**** INFORMATION SHOWN

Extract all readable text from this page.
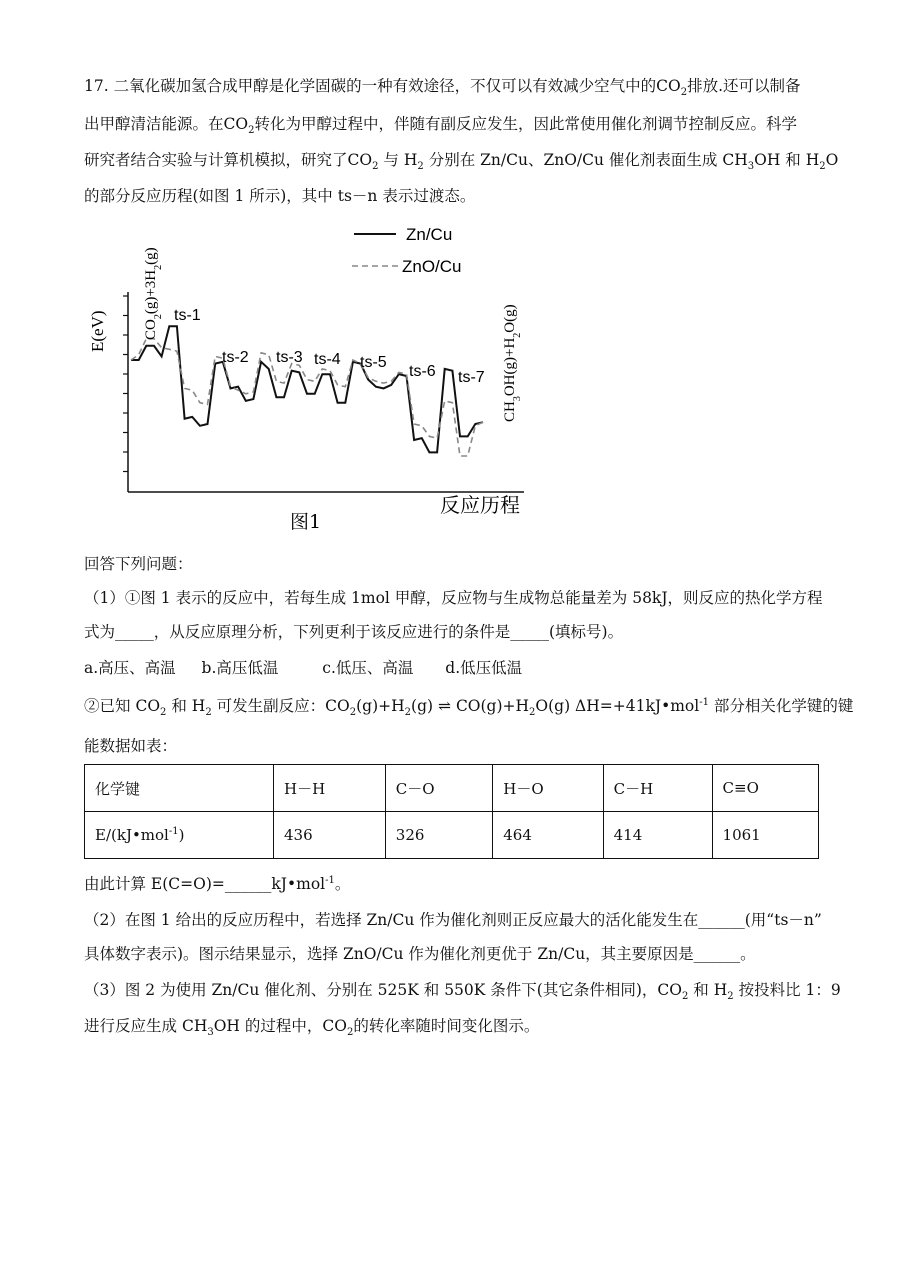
17. 二氧化碳加氢合成甲醇是化学固碳的一种有效途径，不仅可以有效减少空气中的$CO_2$排放.还可以制备
出甲醇清洁能源。在$CO_2$转化为甲醇过程中，伴随有副反应发生，因此常使用催化剂调节控制反应。科学
研究者结合实验与计算机模拟，研究了$CO_2$ 与 $H_2$ 分别在 Zn/Cu、ZnO/Cu 催化剂表面生成 $CH_3OH$ 和 $H_2O$
的部分反应历程(如图 1 所示)，其中 ts－n 表示过渡态。
Zn/Cu
ZnO/Cu
E(eV) $CO_2(g)+3H_2(g)$
$CH_3OH(g)+H_2O(g)$
ts-1
ts-2 ts-3 ts-4 ts-5
ts-6 ts-7
反应历程
图1
回答下列问题：
（1）①图 1 表示的反应中，若每生成 1mol 甲醇，反应物与生成物总能量差为 58kJ，则反应的热化学方程
式为_____，从反应原理分析，下列更利于该反应进行的条件是_____(填标号)。
a.高压、高温 b.高压低温	c.低压、高温 d.低压低温
②已知 $CO_2$ 和 $H_2$ 可发生副反应：$CO_2(g)+H_2(g)$ ⇌ $CO(g)+H_2O(g)$ ΔH=+41kJ•mol$^{-1}$ 部分相关化学键的键
能数据如表：
化学键	H－H	C－O	H－O	C－H	C≡O
E/(kJ•mol$^{-1}$)	436	326	464	414	1061
由此计算 E(C=O)=______kJ•mol$^{-1}$。
（2）在图 1 给出的反应历程中，若选择 Zn/Cu 作为催化剂则正反应最大的活化能发生在______(用“ts－n”
具体数字表示)。图示结果显示，选择 ZnO/Cu 作为催化剂更优于 Zn/Cu，其主要原因是______。
（3）图 2 为使用 Zn/Cu 催化剂、分别在 525K 和 550K 条件下(其它条件相同)，$CO_2$ 和 $H_2$ 按投料比 1：9
进行反应生成 $CH_3OH$ 的过程中，$CO_2$的转化率随时间变化图示。
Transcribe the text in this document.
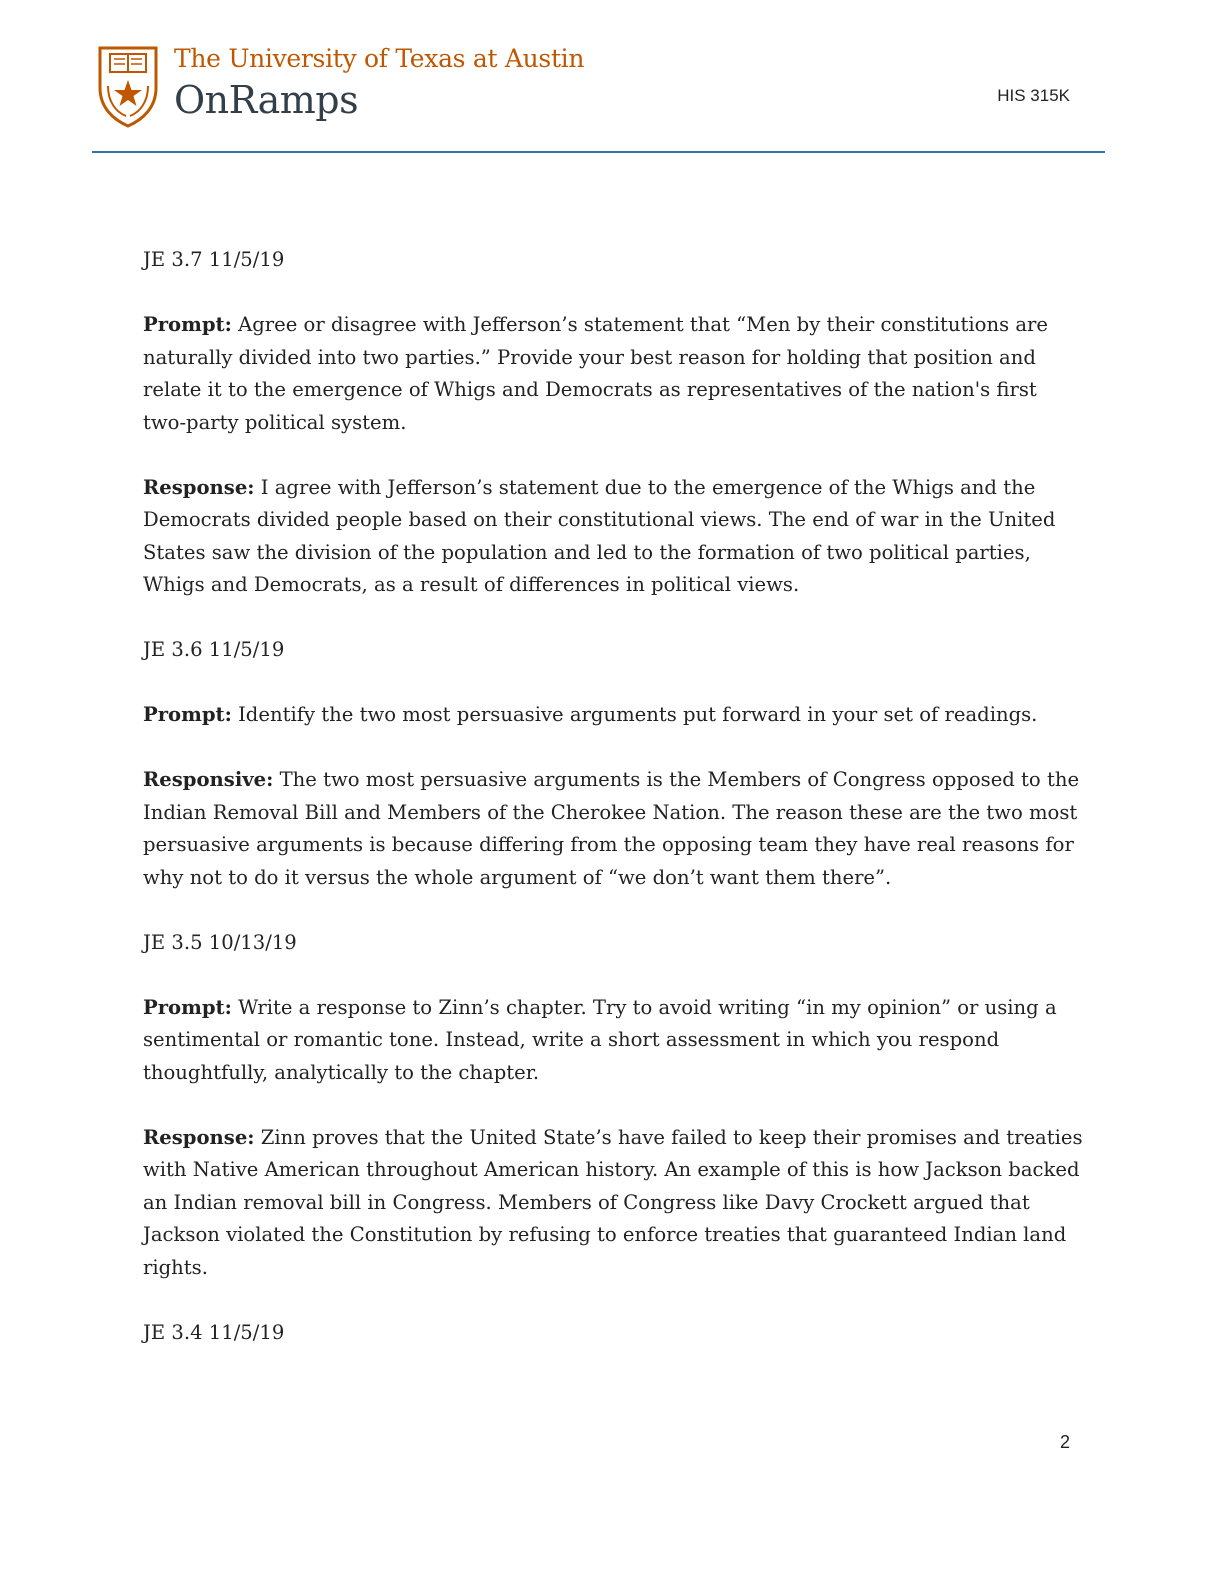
The University of Texas at Austin
OnRamps	HIS 315K
JE 3.7 11/5/19
Prompt: Agree or disagree with Jefferson’s statement that “Men by their constitutions are naturally divided into two parties.” Provide your best reason for holding that position and relate it to the emergence of Whigs and Democrats as representatives of the nation's first two-party political system.
Response: I agree with Jefferson’s statement due to the emergence of the Whigs and the Democrats divided people based on their constitutional views. The end of war in the United States saw the division of the population and led to the formation of two political parties, Whigs and Democrats, as a result of differences in political views.
JE 3.6 11/5/19
Prompt: Identify the two most persuasive arguments put forward in your set of readings.
Responsive: The two most persuasive arguments is the Members of Congress opposed to the Indian Removal Bill and Members of the Cherokee Nation. The reason these are the two most persuasive arguments is because differing from the opposing team they have real reasons for why not to do it versus the whole argument of “we don’t want them there”.
JE 3.5 10/13/19
Prompt: Write a response to Zinn’s chapter. Try to avoid writing “in my opinion” or using a sentimental or romantic tone. Instead, write a short assessment in which you respond thoughtfully, analytically to the chapter.
Response: Zinn proves that the United State’s have failed to keep their promises and treaties with Native American throughout American history. An example of this is how Jackson backed an Indian removal bill in Congress. Members of Congress like Davy Crockett argued that Jackson violated the Constitution by refusing to enforce treaties that guaranteed Indian land rights.
JE 3.4 11/5/19
2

********

◆ **PROBLEM**
Work out how many lines of the listing above include the word "their". Reply with nothing but the count.

◆ **OUTPUT**
3